• **Do this**: Only the number is wanted: how many lines contain the string "Tools"?

_ _ _

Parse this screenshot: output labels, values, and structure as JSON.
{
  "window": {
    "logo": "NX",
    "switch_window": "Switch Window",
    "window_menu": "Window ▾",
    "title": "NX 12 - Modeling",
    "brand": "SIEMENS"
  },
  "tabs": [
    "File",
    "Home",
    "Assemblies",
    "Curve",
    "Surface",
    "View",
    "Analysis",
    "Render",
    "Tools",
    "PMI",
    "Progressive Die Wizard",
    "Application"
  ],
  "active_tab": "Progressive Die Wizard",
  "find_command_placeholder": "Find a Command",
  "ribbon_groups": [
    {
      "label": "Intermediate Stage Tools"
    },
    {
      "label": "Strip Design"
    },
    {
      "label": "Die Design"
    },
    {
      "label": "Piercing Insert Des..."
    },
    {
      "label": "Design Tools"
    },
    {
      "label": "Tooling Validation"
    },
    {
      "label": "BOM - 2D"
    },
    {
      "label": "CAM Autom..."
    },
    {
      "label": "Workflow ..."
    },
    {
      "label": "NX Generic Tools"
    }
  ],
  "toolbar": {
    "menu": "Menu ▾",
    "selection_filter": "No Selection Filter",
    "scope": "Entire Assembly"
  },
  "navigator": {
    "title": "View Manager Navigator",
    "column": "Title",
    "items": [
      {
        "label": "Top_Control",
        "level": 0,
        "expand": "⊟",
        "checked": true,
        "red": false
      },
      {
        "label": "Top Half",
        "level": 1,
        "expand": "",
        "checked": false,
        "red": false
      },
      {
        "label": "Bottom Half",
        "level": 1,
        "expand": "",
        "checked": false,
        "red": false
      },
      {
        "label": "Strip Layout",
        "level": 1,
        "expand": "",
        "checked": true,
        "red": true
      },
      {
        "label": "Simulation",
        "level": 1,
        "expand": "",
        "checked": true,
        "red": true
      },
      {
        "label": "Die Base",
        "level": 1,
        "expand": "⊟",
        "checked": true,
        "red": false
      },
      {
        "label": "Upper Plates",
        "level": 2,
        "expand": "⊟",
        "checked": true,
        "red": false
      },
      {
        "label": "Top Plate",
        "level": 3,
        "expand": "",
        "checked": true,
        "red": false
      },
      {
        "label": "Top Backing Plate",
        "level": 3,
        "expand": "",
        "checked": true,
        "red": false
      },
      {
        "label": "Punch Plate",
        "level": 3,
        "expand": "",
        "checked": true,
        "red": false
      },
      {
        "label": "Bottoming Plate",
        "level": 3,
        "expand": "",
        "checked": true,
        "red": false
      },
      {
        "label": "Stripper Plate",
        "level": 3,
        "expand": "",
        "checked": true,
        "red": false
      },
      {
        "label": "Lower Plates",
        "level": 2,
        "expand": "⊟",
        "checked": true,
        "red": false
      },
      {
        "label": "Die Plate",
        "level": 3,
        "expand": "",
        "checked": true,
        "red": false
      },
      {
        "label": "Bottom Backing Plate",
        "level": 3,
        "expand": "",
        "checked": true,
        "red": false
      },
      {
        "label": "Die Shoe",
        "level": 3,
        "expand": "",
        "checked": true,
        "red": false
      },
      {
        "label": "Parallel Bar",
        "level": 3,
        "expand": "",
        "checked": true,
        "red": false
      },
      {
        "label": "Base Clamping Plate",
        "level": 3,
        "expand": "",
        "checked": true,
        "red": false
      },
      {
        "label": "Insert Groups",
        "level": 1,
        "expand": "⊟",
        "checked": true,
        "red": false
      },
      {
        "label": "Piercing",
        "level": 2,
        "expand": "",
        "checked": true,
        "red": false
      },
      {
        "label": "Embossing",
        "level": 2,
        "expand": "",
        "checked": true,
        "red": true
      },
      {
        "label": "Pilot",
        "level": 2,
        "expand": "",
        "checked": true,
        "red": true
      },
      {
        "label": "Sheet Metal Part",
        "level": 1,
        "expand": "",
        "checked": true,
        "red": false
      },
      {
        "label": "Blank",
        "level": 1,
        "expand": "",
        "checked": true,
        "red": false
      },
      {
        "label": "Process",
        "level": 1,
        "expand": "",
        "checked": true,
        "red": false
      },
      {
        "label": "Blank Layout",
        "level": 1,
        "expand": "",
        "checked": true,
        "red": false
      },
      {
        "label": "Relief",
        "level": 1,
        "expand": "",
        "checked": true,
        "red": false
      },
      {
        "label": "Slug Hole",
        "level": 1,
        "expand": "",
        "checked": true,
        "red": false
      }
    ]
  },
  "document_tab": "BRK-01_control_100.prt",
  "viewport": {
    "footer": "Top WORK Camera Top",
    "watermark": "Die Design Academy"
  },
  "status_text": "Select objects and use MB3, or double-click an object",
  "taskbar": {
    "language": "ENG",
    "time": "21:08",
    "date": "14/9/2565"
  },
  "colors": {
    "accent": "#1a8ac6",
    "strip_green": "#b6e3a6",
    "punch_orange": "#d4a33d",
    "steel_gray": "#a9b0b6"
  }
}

_ _ _

• **Result for this task**: 4